[Data entries]
** begin **

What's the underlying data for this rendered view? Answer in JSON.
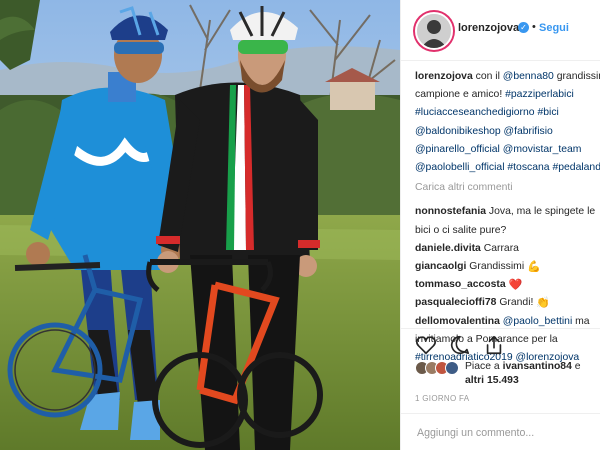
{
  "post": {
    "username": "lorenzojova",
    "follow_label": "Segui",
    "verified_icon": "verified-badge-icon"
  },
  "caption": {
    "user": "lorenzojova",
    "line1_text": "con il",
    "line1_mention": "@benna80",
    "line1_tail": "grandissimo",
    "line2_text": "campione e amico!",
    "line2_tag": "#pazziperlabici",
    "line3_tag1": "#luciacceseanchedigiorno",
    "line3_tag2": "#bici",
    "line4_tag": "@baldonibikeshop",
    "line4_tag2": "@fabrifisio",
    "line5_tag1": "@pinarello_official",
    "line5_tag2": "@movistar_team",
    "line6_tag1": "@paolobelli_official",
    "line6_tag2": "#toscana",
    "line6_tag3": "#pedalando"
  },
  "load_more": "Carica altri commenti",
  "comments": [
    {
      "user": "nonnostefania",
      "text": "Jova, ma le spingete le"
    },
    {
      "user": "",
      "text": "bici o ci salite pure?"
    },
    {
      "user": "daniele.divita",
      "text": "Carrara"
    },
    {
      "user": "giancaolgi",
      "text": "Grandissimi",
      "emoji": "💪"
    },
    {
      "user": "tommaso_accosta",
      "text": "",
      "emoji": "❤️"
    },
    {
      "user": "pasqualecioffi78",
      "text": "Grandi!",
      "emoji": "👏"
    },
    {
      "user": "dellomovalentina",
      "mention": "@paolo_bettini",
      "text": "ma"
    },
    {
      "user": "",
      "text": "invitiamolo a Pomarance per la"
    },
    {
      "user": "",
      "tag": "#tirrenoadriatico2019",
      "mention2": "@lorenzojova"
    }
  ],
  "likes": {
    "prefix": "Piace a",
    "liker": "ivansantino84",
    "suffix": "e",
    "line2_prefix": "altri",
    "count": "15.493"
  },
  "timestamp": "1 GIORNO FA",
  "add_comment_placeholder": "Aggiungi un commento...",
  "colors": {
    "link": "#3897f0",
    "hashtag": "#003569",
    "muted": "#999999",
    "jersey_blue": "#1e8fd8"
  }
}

** end **

> WORK TO COMPLETE: Read the entries and pick out all lines that include the word "altri".

> CORRECT RESULT:
  "load_more": "Carica altri commenti",
    "line2_prefix": "altri",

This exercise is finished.